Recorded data
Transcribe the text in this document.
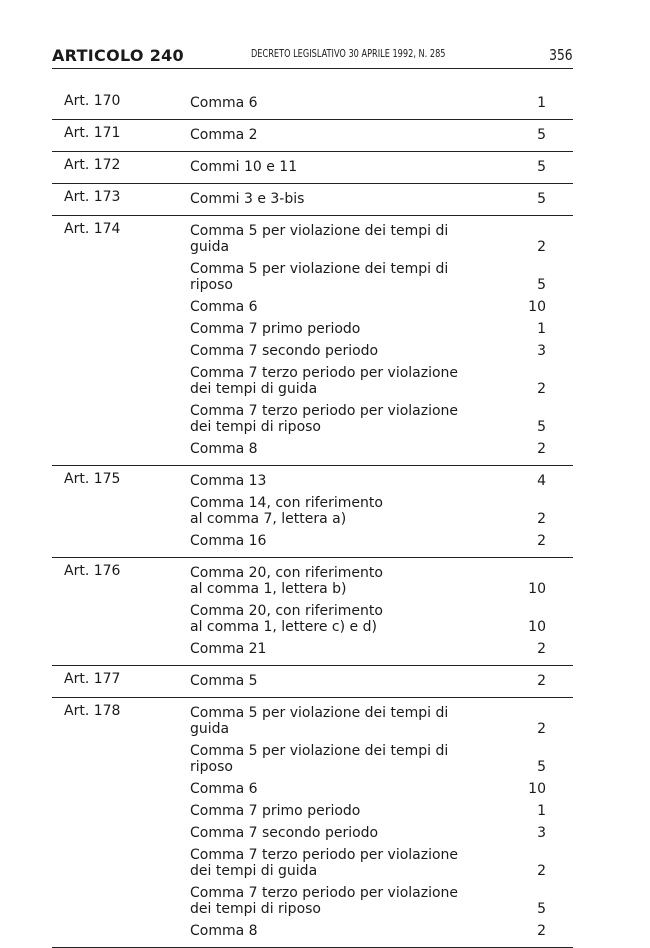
ARTICOLO 240	DECRETO LEGISLATIVO 30 APRILE 1992, N. 285	356
Art. 170	Comma 6	1
Art. 171	Comma 2	5
Art. 172	Commi 10 e 11	5
Art. 173	Commi 3 e 3-bis	5
Art. 174	Comma 5 per violazione dei tempi di guida	2
Comma 5 per violazione dei tempi di riposo	5
Comma 6	10
Comma 7 primo periodo	1
Comma 7 secondo periodo	3
Comma 7 terzo periodo per violazione
dei tempi di guida	2
Comma 7 terzo periodo per violazione
dei tempi di riposo	5
Comma 8	2
Art. 175	Comma 13	4
Comma 14, con riferimento
al comma 7, lettera a)	2
Comma 16	2
Art. 176	Comma 20, con riferimento
al comma 1, lettera b)	10
Comma 20, con riferimento
al comma 1, lettere c) e d)	10
Comma 21	2
Art. 177	Comma 5	2
Art. 178	Comma 5 per violazione dei tempi di guida	2
Comma 5 per violazione dei tempi di riposo	5
Comma 6	10
Comma 7 primo periodo	1
Comma 7 secondo periodo	3
Comma 7 terzo periodo per violazione
dei tempi di guida	2
Comma 7 terzo periodo per violazione
dei tempi di riposo	5
Comma 8	2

## TASK DIRECTIONS
Return each line of the data, keeping its wording exact and omitting pictures.

## FULL OUTPUT
Transcribe the text in this document.
ARTICOLO 240	DECRETO LEGISLATIVO 30 APRILE 1992, N. 285	356
Art. 170	Comma 6	1
Art. 171	Comma 2	5
Art. 172	Commi 10 e 11	5
Art. 173	Commi 3 e 3-bis	5
Art. 174	Comma 5 per violazione dei tempi di guida	2
Comma 5 per violazione dei tempi di riposo	5
Comma 6	10
Comma 7 primo periodo	1
Comma 7 secondo periodo	3
Comma 7 terzo periodo per violazione
dei tempi di guida	2
Comma 7 terzo periodo per violazione
dei tempi di riposo	5
Comma 8	2
Art. 175	Comma 13	4
Comma 14, con riferimento
al comma 7, lettera a)	2
Comma 16	2
Art. 176	Comma 20, con riferimento
al comma 1, lettera b)	10
Comma 20, con riferimento
al comma 1, lettere c) e d)	10
Comma 21	2
Art. 177	Comma 5	2
Art. 178	Comma 5 per violazione dei tempi di guida	2
Comma 5 per violazione dei tempi di riposo	5
Comma 6	10
Comma 7 primo periodo	1
Comma 7 secondo periodo	3
Comma 7 terzo periodo per violazione
dei tempi di guida	2
Comma 7 terzo periodo per violazione
dei tempi di riposo	5
Comma 8	2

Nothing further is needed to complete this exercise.